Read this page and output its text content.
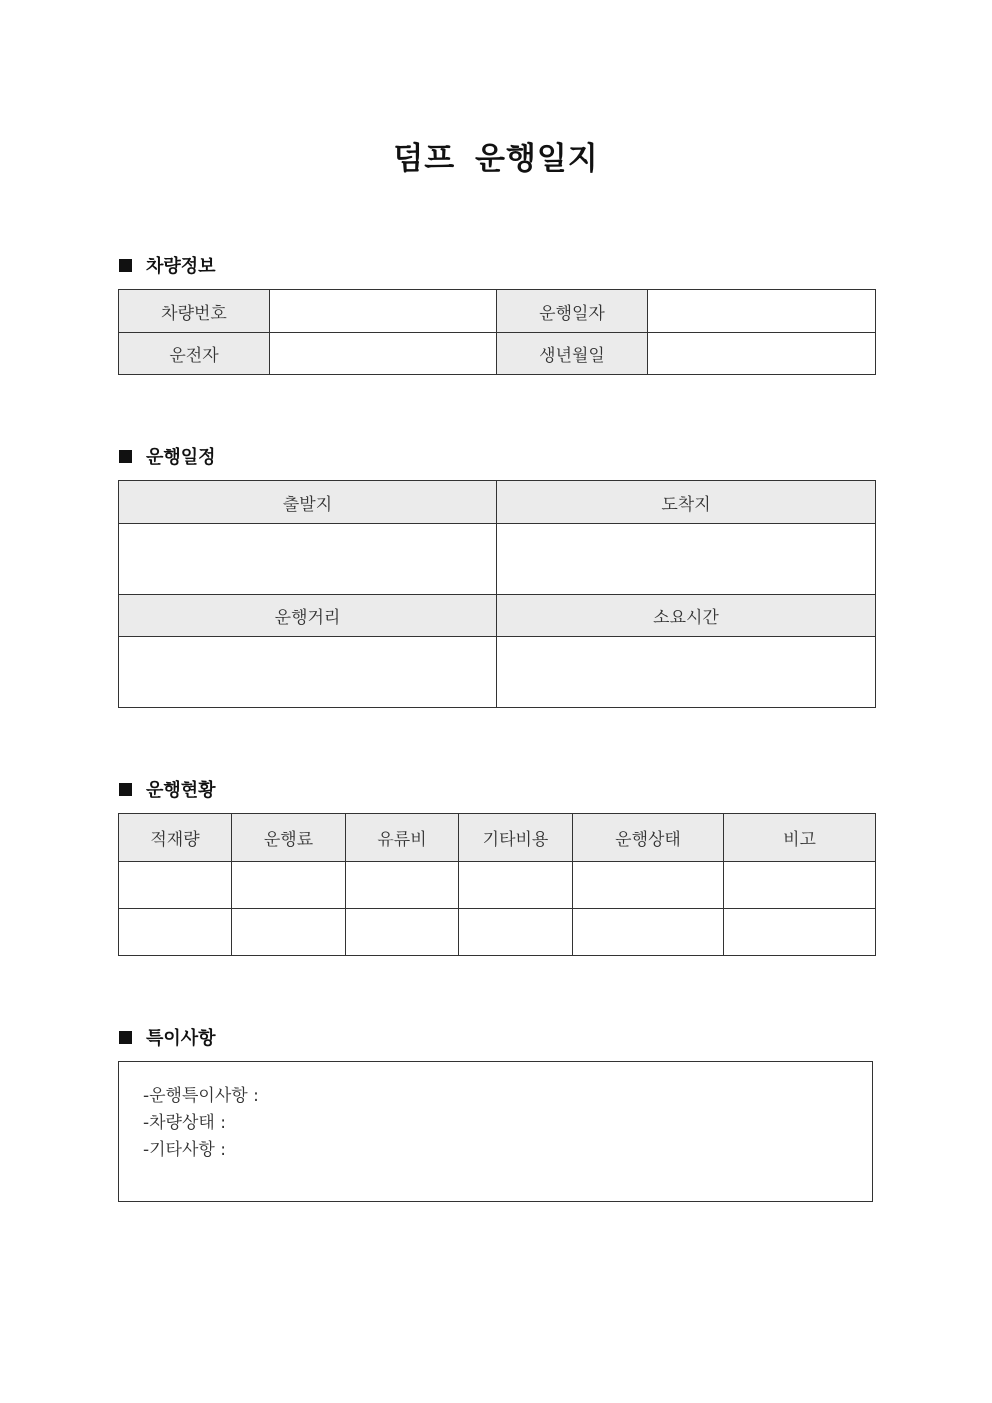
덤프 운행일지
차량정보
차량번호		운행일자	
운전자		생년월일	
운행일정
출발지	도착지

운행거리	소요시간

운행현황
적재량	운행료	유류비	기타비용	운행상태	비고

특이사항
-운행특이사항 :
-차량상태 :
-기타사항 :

◆ **BRIEF**
Write out all the records again, exactly, minus any pictures.

◆ **ANSWER FOR THE TASK**
Read this page and output its text content.
덤프 운행일지
차량정보
차량번호		운행일자	
운전자		생년월일	
운행일정
출발지	도착지

운행거리	소요시간

운행현황
적재량	운행료	유류비	기타비용	운행상태	비고

특이사항
-운행특이사항 :
-차량상태 :
-기타사항 :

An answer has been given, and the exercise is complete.